_WORK TO DO:_
Copy the data word for word, from its first line through the line containing "toc-options-icon[interactable] — [68, 96, 80, 107]", both included.

━━━━━━━━━━━━━━━━━━━━━━━━━━━━━━

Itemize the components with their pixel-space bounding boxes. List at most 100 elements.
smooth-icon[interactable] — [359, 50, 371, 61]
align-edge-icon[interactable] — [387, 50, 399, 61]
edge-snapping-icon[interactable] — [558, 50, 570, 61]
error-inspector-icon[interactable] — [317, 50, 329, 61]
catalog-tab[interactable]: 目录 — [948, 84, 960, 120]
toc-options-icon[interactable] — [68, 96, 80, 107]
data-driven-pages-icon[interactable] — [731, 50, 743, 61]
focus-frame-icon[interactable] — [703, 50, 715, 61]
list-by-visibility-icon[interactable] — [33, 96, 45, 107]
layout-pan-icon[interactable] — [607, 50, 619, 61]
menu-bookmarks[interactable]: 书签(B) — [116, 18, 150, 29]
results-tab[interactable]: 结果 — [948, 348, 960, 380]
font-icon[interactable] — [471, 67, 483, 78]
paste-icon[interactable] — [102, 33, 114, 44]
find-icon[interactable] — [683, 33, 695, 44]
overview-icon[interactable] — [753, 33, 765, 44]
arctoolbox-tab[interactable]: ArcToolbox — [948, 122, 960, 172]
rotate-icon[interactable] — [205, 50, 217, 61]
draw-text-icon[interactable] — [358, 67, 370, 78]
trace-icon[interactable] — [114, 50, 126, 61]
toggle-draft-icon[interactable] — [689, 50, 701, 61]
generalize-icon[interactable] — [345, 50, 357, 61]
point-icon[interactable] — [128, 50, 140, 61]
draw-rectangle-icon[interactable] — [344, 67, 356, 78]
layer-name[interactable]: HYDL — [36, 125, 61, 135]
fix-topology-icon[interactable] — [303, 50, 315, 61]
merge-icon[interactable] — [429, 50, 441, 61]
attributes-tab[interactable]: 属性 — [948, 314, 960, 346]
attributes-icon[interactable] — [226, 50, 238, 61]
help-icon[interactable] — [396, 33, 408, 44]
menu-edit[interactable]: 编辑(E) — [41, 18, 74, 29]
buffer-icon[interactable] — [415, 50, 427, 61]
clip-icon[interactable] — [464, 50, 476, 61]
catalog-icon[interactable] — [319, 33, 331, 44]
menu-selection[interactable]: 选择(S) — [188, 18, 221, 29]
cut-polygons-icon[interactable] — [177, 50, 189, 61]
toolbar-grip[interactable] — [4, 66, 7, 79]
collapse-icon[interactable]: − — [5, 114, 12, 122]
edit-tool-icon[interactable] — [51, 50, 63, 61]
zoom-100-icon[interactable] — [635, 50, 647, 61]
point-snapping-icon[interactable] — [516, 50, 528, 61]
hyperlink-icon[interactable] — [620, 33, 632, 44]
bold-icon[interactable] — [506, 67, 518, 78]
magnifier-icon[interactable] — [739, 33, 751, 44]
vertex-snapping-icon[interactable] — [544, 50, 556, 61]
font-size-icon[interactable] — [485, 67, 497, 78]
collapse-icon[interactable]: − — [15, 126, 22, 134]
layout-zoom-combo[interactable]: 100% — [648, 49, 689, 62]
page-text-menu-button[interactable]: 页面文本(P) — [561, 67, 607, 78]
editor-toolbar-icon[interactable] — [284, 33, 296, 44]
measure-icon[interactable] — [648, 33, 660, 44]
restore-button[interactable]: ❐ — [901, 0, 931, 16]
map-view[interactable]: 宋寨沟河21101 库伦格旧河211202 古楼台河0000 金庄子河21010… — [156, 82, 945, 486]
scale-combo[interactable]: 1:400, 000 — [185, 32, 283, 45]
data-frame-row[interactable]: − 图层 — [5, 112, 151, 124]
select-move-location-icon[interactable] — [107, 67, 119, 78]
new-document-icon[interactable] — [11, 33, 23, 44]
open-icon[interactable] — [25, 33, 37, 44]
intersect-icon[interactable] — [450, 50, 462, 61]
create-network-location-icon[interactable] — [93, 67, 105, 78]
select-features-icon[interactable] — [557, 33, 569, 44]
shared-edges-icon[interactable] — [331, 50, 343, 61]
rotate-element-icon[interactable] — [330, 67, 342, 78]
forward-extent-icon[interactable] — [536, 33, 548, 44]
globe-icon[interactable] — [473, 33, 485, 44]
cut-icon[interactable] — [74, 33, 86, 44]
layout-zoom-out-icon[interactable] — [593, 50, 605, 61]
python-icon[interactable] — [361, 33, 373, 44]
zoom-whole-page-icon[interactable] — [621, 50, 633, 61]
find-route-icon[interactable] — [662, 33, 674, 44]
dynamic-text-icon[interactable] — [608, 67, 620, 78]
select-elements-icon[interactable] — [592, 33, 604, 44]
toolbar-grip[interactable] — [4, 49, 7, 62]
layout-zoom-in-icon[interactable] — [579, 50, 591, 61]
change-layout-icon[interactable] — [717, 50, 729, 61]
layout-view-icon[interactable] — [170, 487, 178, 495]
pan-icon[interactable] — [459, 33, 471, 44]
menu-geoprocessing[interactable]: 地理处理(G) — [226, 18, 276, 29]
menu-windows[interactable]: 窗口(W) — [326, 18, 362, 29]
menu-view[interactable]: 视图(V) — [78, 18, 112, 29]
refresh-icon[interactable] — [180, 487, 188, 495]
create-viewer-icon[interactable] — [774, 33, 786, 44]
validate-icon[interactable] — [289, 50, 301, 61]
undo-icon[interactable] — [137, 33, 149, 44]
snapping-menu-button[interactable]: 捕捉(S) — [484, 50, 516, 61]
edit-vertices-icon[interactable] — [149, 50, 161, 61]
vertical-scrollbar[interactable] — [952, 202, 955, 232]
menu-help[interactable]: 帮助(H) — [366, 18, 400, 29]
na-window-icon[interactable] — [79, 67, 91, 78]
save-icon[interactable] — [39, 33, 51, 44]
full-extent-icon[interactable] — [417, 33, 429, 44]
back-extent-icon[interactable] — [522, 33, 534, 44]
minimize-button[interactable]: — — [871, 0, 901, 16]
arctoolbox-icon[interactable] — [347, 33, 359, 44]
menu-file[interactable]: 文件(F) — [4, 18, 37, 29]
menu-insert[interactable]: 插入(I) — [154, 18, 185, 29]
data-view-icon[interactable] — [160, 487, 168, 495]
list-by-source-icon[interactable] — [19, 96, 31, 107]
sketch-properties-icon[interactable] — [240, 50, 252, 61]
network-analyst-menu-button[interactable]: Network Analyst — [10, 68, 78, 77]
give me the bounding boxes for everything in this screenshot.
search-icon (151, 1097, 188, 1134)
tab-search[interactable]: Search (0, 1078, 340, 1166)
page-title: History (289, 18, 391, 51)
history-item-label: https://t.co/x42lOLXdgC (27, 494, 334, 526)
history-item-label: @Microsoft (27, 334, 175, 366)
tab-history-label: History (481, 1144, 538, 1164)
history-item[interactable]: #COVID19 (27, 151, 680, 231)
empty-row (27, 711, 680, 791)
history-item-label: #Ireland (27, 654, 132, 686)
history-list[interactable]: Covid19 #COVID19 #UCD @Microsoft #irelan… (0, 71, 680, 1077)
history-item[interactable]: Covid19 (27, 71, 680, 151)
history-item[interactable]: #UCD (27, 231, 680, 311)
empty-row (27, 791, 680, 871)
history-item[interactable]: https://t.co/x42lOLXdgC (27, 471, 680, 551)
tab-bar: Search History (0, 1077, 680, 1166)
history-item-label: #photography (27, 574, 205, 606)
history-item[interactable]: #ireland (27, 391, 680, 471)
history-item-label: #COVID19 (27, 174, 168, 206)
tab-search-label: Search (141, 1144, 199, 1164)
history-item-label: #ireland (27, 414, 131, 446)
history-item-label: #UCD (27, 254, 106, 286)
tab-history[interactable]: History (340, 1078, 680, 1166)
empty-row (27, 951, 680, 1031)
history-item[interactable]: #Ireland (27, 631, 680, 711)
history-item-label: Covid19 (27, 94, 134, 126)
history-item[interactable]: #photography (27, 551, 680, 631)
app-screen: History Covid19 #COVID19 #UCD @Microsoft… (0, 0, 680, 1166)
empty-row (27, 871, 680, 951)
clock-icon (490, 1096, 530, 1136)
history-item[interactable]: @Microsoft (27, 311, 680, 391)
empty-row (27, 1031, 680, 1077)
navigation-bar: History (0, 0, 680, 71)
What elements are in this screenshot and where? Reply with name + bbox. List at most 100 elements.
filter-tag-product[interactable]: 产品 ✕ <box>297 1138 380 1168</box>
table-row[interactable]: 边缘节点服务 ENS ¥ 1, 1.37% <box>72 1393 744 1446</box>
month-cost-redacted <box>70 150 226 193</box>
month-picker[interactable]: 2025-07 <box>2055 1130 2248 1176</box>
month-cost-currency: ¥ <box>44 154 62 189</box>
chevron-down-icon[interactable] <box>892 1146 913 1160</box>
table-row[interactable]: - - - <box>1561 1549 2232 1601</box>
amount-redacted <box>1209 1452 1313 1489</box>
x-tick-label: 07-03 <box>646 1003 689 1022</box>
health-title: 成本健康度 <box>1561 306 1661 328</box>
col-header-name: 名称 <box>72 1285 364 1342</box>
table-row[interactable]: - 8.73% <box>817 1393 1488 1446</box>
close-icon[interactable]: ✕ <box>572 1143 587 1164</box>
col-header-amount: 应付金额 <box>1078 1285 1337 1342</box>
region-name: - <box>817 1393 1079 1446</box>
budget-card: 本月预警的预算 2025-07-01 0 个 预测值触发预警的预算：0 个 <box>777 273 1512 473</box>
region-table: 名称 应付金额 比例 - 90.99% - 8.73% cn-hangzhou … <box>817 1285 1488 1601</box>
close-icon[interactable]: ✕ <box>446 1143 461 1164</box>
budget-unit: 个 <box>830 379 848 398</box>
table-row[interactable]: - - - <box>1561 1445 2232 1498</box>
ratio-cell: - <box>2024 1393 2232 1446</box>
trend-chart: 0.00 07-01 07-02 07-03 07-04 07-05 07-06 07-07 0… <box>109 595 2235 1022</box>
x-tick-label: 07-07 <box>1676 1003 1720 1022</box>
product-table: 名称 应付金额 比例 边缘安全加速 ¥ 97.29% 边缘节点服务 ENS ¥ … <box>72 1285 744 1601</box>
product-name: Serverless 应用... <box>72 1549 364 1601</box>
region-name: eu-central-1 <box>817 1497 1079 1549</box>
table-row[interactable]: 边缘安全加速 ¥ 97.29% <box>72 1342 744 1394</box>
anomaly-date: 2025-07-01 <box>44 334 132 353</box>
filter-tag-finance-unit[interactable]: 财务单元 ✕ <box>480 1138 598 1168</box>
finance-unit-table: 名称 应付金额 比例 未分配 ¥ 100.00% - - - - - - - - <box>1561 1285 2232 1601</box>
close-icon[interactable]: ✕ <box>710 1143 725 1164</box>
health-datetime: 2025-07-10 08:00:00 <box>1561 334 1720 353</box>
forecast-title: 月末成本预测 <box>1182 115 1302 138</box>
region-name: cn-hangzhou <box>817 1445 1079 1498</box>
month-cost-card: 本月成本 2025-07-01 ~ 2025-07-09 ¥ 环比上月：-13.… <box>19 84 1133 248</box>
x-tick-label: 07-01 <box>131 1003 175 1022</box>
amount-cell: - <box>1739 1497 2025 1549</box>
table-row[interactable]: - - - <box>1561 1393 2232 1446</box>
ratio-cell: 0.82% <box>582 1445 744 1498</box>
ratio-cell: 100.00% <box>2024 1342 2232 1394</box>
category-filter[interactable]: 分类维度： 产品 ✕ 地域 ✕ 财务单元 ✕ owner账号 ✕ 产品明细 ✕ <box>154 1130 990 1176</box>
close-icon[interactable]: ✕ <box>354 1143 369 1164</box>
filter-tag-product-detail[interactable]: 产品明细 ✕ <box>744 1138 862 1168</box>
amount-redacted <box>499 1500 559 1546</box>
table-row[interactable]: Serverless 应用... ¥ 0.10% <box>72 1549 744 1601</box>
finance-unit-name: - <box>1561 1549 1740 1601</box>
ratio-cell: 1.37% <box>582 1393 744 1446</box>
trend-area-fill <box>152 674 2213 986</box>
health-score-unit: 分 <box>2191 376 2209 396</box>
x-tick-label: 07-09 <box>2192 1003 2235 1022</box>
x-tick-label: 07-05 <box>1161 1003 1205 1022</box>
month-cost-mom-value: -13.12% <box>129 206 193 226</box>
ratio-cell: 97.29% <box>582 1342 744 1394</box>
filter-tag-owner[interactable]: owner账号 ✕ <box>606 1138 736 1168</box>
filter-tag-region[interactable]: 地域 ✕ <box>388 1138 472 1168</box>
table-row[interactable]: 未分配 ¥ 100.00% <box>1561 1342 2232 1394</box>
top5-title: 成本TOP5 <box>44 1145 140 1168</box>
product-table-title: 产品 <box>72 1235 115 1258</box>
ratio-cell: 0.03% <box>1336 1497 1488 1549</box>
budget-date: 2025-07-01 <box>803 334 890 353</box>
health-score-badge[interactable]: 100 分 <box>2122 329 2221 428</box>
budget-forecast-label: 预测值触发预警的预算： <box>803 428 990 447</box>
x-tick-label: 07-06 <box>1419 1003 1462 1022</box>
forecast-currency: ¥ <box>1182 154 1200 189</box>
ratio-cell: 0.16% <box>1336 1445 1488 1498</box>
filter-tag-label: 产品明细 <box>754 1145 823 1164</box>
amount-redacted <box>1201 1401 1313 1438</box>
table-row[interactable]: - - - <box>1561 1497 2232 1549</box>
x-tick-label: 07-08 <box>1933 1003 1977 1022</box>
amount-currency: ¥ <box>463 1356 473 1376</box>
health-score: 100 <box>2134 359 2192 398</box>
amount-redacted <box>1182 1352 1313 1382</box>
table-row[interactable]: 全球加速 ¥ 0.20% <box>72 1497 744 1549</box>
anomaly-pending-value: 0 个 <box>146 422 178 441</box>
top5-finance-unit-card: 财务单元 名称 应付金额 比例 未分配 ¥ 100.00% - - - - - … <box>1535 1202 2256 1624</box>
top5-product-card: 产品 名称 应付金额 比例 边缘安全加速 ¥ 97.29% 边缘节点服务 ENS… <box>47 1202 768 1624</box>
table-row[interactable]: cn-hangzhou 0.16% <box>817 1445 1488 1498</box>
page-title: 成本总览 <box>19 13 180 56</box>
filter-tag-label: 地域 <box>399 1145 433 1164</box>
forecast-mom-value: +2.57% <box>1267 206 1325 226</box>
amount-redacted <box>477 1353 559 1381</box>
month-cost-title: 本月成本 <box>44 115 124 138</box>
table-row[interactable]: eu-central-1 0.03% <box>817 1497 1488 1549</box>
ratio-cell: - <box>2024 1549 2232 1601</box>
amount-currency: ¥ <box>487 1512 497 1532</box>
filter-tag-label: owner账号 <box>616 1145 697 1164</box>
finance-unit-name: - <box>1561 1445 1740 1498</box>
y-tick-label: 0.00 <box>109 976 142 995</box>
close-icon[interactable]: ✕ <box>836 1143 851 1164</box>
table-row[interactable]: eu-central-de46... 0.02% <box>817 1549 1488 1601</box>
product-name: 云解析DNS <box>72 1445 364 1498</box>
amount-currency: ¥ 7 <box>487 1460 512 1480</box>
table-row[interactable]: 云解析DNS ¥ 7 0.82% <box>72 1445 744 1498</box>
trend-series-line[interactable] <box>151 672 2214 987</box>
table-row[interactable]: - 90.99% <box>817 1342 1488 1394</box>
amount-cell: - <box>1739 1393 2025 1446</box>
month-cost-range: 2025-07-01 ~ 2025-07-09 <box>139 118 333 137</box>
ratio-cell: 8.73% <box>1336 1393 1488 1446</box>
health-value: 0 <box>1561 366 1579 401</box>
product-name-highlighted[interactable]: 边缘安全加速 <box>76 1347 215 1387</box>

━━━━━━━━━━━━━━━━━━━━━━━━━━━━━━

_RESPONSE TO THIS EXERCISE:_
Itemize the components with their pixel-space bounding boxes. List at most 100 elements.
smooth-icon[interactable] — [359, 50, 371, 61]
align-edge-icon[interactable] — [387, 50, 399, 61]
edge-snapping-icon[interactable] — [558, 50, 570, 61]
error-inspector-icon[interactable] — [317, 50, 329, 61]
catalog-tab[interactable]: 目录 — [948, 84, 960, 120]
toc-options-icon[interactable] — [68, 96, 80, 107]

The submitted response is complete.